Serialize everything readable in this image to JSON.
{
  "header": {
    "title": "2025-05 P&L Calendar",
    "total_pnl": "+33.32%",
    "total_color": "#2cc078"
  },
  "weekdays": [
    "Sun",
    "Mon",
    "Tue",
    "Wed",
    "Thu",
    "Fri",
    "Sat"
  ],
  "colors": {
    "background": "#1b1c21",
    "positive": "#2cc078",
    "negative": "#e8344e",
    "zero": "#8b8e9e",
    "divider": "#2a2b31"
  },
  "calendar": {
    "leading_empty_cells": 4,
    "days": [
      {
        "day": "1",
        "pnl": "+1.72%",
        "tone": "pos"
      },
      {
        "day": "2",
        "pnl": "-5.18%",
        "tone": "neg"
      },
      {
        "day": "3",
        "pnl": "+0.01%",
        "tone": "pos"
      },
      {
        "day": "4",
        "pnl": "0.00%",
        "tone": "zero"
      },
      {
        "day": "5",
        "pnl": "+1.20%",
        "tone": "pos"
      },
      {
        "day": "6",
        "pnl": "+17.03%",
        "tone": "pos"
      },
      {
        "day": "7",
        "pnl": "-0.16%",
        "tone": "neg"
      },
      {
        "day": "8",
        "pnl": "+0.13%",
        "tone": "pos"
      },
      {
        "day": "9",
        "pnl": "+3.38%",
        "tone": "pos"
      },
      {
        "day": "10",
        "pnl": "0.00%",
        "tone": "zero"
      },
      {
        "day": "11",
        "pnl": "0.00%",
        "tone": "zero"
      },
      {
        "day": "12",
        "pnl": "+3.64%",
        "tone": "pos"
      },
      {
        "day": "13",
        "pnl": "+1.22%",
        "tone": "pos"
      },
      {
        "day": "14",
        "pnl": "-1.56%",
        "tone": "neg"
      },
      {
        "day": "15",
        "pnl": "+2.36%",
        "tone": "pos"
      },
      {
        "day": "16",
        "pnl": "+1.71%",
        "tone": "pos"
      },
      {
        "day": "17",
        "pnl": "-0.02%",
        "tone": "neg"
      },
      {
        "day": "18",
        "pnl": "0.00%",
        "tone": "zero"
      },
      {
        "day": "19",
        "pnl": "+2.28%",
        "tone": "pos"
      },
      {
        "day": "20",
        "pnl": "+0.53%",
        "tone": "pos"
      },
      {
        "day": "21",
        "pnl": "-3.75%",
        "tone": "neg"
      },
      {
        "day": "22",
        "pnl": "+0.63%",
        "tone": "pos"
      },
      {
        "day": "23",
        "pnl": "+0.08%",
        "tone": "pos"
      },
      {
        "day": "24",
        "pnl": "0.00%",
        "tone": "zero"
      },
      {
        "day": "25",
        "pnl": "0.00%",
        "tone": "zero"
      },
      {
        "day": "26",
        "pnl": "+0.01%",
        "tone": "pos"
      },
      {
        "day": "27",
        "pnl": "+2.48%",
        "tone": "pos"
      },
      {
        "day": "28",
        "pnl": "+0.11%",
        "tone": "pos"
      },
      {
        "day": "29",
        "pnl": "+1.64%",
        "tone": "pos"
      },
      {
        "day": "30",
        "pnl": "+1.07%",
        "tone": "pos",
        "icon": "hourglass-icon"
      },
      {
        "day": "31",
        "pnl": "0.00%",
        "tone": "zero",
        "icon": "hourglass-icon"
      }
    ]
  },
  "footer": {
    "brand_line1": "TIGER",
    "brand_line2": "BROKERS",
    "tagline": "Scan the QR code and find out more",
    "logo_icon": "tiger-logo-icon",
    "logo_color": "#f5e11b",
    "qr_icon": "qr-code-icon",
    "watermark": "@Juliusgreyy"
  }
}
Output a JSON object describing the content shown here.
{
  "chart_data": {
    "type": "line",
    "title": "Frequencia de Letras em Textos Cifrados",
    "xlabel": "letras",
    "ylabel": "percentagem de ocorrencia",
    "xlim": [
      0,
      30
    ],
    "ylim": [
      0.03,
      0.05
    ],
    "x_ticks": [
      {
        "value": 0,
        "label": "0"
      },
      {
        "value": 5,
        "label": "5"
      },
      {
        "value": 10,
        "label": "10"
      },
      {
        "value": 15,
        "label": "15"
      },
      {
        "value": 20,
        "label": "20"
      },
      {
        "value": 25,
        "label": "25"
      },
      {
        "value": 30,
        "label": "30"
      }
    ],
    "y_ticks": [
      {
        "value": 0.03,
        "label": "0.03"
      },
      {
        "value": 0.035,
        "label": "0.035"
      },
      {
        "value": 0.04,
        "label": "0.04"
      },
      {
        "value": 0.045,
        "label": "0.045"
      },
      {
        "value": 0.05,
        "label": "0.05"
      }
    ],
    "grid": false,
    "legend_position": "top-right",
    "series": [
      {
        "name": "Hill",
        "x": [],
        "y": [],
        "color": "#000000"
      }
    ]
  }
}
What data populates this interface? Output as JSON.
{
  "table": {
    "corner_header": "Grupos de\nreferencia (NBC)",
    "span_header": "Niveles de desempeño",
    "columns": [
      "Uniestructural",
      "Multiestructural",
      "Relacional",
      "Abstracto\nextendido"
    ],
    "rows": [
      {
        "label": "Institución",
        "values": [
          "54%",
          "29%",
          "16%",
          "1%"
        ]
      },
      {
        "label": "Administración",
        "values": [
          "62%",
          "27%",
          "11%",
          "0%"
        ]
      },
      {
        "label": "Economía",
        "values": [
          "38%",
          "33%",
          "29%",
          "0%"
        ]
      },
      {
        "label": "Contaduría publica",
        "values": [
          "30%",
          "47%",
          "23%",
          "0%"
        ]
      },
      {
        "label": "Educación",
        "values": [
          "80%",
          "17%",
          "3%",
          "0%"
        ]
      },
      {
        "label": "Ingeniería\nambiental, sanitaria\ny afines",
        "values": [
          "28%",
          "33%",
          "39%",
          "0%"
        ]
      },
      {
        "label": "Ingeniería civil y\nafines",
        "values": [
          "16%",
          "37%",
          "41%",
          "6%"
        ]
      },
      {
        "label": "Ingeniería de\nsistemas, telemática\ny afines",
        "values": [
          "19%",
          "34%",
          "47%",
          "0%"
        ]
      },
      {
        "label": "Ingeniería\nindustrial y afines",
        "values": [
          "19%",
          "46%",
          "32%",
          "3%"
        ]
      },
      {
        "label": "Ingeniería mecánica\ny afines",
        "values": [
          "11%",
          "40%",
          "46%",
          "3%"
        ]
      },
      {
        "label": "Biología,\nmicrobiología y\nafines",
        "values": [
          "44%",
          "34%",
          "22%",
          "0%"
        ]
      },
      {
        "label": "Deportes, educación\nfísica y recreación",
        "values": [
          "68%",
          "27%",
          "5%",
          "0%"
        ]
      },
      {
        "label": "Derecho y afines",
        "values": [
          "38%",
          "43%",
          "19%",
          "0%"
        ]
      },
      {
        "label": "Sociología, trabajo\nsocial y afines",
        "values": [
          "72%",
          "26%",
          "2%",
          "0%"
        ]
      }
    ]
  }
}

CHALLENGE>
Each record above should be returned exactly as it appears.

THE COMPLETED TASK>
Serialize everything readable in this image to JSON.
{
  "header": {
    "title": "2025-05 P&L Calendar",
    "total_pnl": "+33.32%",
    "total_color": "#2cc078"
  },
  "weekdays": [
    "Sun",
    "Mon",
    "Tue",
    "Wed",
    "Thu",
    "Fri",
    "Sat"
  ],
  "colors": {
    "background": "#1b1c21",
    "positive": "#2cc078",
    "negative": "#e8344e",
    "zero": "#8b8e9e",
    "divider": "#2a2b31"
  },
  "calendar": {
    "leading_empty_cells": 4,
    "days": [
      {
        "day": "1",
        "pnl": "+1.72%",
        "tone": "pos"
      },
      {
        "day": "2",
        "pnl": "-5.18%",
        "tone": "neg"
      },
      {
        "day": "3",
        "pnl": "+0.01%",
        "tone": "pos"
      },
      {
        "day": "4",
        "pnl": "0.00%",
        "tone": "zero"
      },
      {
        "day": "5",
        "pnl": "+1.20%",
        "tone": "pos"
      },
      {
        "day": "6",
        "pnl": "+17.03%",
        "tone": "pos"
      },
      {
        "day": "7",
        "pnl": "-0.16%",
        "tone": "neg"
      },
      {
        "day": "8",
        "pnl": "+0.13%",
        "tone": "pos"
      },
      {
        "day": "9",
        "pnl": "+3.38%",
        "tone": "pos"
      },
      {
        "day": "10",
        "pnl": "0.00%",
        "tone": "zero"
      },
      {
        "day": "11",
        "pnl": "0.00%",
        "tone": "zero"
      },
      {
        "day": "12",
        "pnl": "+3.64%",
        "tone": "pos"
      },
      {
        "day": "13",
        "pnl": "+1.22%",
        "tone": "pos"
      },
      {
        "day": "14",
        "pnl": "-1.56%",
        "tone": "neg"
      },
      {
        "day": "15",
        "pnl": "+2.36%",
        "tone": "pos"
      },
      {
        "day": "16",
        "pnl": "+1.71%",
        "tone": "pos"
      },
      {
        "day": "17",
        "pnl": "-0.02%",
        "tone": "neg"
      },
      {
        "day": "18",
        "pnl": "0.00%",
        "tone": "zero"
      },
      {
        "day": "19",
        "pnl": "+2.28%",
        "tone": "pos"
      },
      {
        "day": "20",
        "pnl": "+0.53%",
        "tone": "pos"
      },
      {
        "day": "21",
        "pnl": "-3.75%",
        "tone": "neg"
      },
      {
        "day": "22",
        "pnl": "+0.63%",
        "tone": "pos"
      },
      {
        "day": "23",
        "pnl": "+0.08%",
        "tone": "pos"
      },
      {
        "day": "24",
        "pnl": "0.00%",
        "tone": "zero"
      },
      {
        "day": "25",
        "pnl": "0.00%",
        "tone": "zero"
      },
      {
        "day": "26",
        "pnl": "+0.01%",
        "tone": "pos"
      },
      {
        "day": "27",
        "pnl": "+2.48%",
        "tone": "pos"
      },
      {
        "day": "28",
        "pnl": "+0.11%",
        "tone": "pos"
      },
      {
        "day": "29",
        "pnl": "+1.64%",
        "tone": "pos"
      },
      {
        "day": "30",
        "pnl": "+1.07%",
        "tone": "pos",
        "icon": "hourglass-icon"
      },
      {
        "day": "31",
        "pnl": "0.00%",
        "tone": "zero",
        "icon": "hourglass-icon"
      }
    ]
  },
  "footer": {
    "brand_line1": "TIGER",
    "brand_line2": "BROKERS",
    "tagline": "Scan the QR code and find out more",
    "logo_icon": "tiger-logo-icon",
    "logo_color": "#f5e11b",
    "qr_icon": "qr-code-icon",
    "watermark": "@Juliusgreyy"
  }
}
Output a JSON object describing the content shown here.
{
  "chart_data": {
    "type": "line",
    "title": "Frequencia de Letras em Textos Cifrados",
    "xlabel": "letras",
    "ylabel": "percentagem de ocorrencia",
    "xlim": [
      0,
      30
    ],
    "ylim": [
      0.03,
      0.05
    ],
    "x_ticks": [
      {
        "value": 0,
        "label": "0"
      },
      {
        "value": 5,
        "label": "5"
      },
      {
        "value": 10,
        "label": "10"
      },
      {
        "value": 15,
        "label": "15"
      },
      {
        "value": 20,
        "label": "20"
      },
      {
        "value": 25,
        "label": "25"
      },
      {
        "value": 30,
        "label": "30"
      }
    ],
    "y_ticks": [
      {
        "value": 0.03,
        "label": "0.03"
      },
      {
        "value": 0.035,
        "label": "0.035"
      },
      {
        "value": 0.04,
        "label": "0.04"
      },
      {
        "value": 0.045,
        "label": "0.045"
      },
      {
        "value": 0.05,
        "label": "0.05"
      }
    ],
    "grid": false,
    "legend_position": "top-right",
    "series": [
      {
        "name": "Hill",
        "x": [],
        "y": [],
        "color": "#000000"
      }
    ]
  }
}
What data populates this interface? Output as JSON.
{
  "table": {
    "corner_header": "Grupos de\nreferencia (NBC)",
    "span_header": "Niveles de desempeño",
    "columns": [
      "Uniestructural",
      "Multiestructural",
      "Relacional",
      "Abstracto\nextendido"
    ],
    "rows": [
      {
        "label": "Institución",
        "values": [
          "54%",
          "29%",
          "16%",
          "1%"
        ]
      },
      {
        "label": "Administración",
        "values": [
          "62%",
          "27%",
          "11%",
          "0%"
        ]
      },
      {
        "label": "Economía",
        "values": [
          "38%",
          "33%",
          "29%",
          "0%"
        ]
      },
      {
        "label": "Contaduría publica",
        "values": [
          "30%",
          "47%",
          "23%",
          "0%"
        ]
      },
      {
        "label": "Educación",
        "values": [
          "80%",
          "17%",
          "3%",
          "0%"
        ]
      },
      {
        "label": "Ingeniería\nambiental, sanitaria\ny afines",
        "values": [
          "28%",
          "33%",
          "39%",
          "0%"
        ]
      },
      {
        "label": "Ingeniería civil y\nafines",
        "values": [
          "16%",
          "37%",
          "41%",
          "6%"
        ]
      },
      {
        "label": "Ingeniería de\nsistemas, telemática\ny afines",
        "values": [
          "19%",
          "34%",
          "47%",
          "0%"
        ]
      },
      {
        "label": "Ingeniería\nindustrial y afines",
        "values": [
          "19%",
          "46%",
          "32%",
          "3%"
        ]
      },
      {
        "label": "Ingeniería mecánica\ny afines",
        "values": [
          "11%",
          "40%",
          "46%",
          "3%"
        ]
      },
      {
        "label": "Biología,\nmicrobiología y\nafines",
        "values": [
          "44%",
          "34%",
          "22%",
          "0%"
        ]
      },
      {
        "label": "Deportes, educación\nfísica y recreación",
        "values": [
          "68%",
          "27%",
          "5%",
          "0%"
        ]
      },
      {
        "label": "Derecho y afines",
        "values": [
          "38%",
          "43%",
          "19%",
          "0%"
        ]
      },
      {
        "label": "Sociología, trabajo\nsocial y afines",
        "values": [
          "72%",
          "26%",
          "2%",
          "0%"
        ]
      }
    ]
  }
}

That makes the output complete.